Word for word, repeat the entries, minus the pictures.

### EXERCISE INPUTS ###

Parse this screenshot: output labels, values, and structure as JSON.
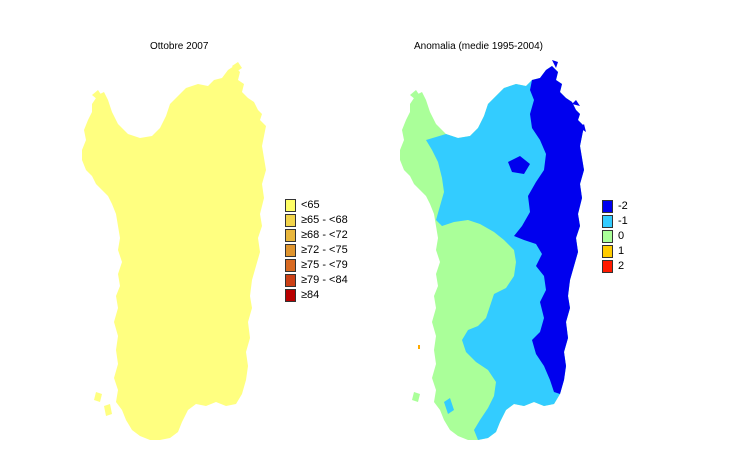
{
  "left_map": {
    "title": "Ottobre 2007",
    "fill_color": "#ffff80",
    "legend": [
      {
        "label": "<65",
        "color": "#ffff66"
      },
      {
        "label": "≥65 - <68",
        "color": "#f2d44a"
      },
      {
        "label": "≥68 - <72",
        "color": "#e8b63c"
      },
      {
        "label": "≥72 - <75",
        "color": "#e0952e"
      },
      {
        "label": "≥75 - <79",
        "color": "#d86a22"
      },
      {
        "label": "≥79 - <84",
        "color": "#cc4015"
      },
      {
        "label": "≥84",
        "color": "#b80000"
      }
    ]
  },
  "right_map": {
    "title": "Anomalia (medie 1995-2004)",
    "legend": [
      {
        "label": "-2",
        "color": "#0000ee"
      },
      {
        "label": "-1",
        "color": "#33ccff"
      },
      {
        "label": "0",
        "color": "#aaff99"
      },
      {
        "label": "1",
        "color": "#ffcc00"
      },
      {
        "label": "2",
        "color": "#ff1a00"
      }
    ]
  }
}
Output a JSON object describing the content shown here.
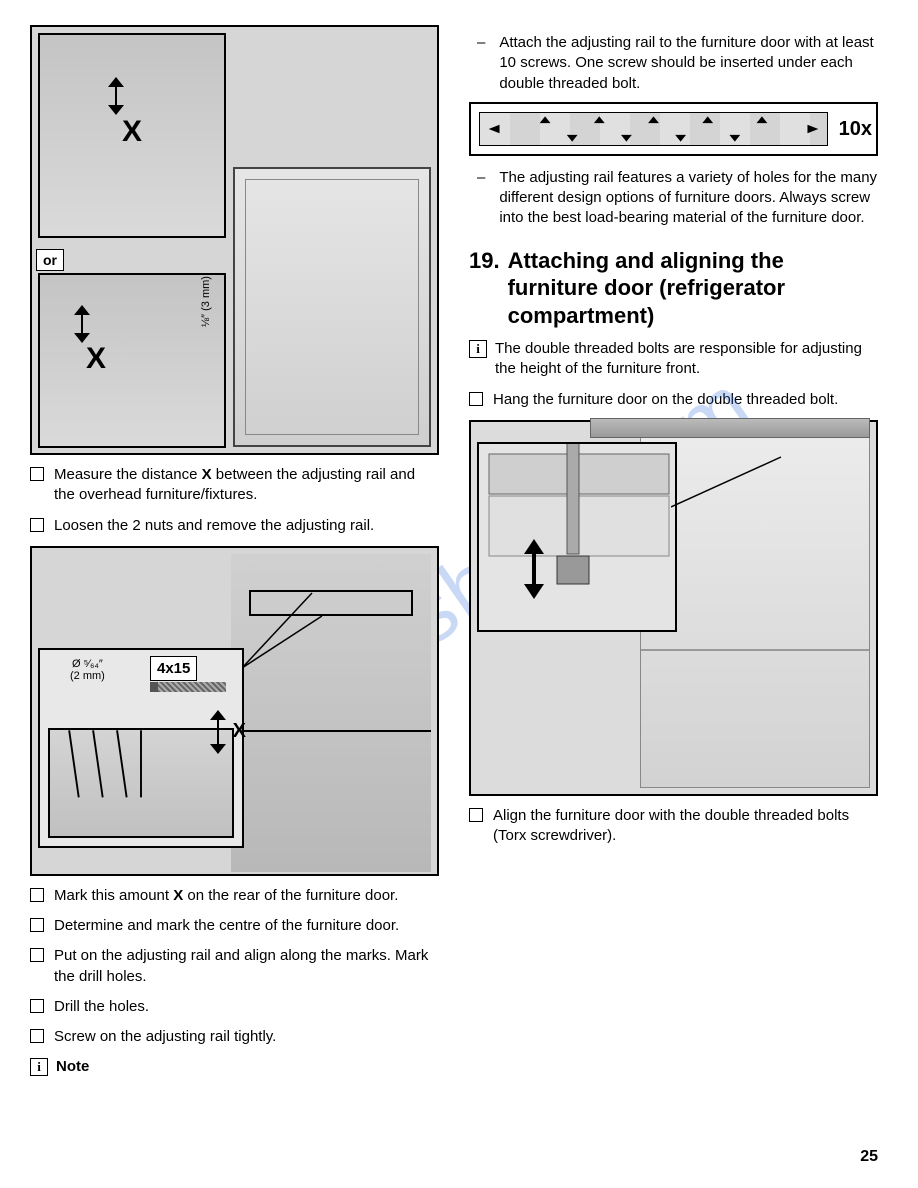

###

◆ **WRITTEN ANSWER**
Parse this screenshot: output labels, values, and structure as JSON.
{
  "left_map": {
    "title": "Ottobre 2007",
    "fill_color": "#ffff80",
    "legend": [
      {
        "label": "<65",
        "color": "#ffff66"
      },
      {
        "label": "≥65 - <68",
        "color": "#f2d44a"
      },
      {
        "label": "≥68 - <72",
        "color": "#e8b63c"
      },
      {
        "label": "≥72 - <75",
        "color": "#e0952e"
      },
      {
        "label": "≥75 - <79",
        "color": "#d86a22"
      },
      {
        "label": "≥79 - <84",
        "color": "#cc4015"
      },
      {
        "label": "≥84",
        "color": "#b80000"
      }
    ]
  },
  "right_map": {
    "title": "Anomalia (medie 1995-2004)",
    "legend": [
      {
        "label": "-2",
        "color": "#0000ee"
      },
      {
        "label": "-1",
        "color": "#33ccff"
      },
      {
        "label": "0",
        "color": "#aaff99"
      },
      {
        "label": "1",
        "color": "#ffcc00"
      },
      {
        "label": "2",
        "color": "#ff1a00"
      }
    ]
  }
}
Output a JSON object describing the content shown here.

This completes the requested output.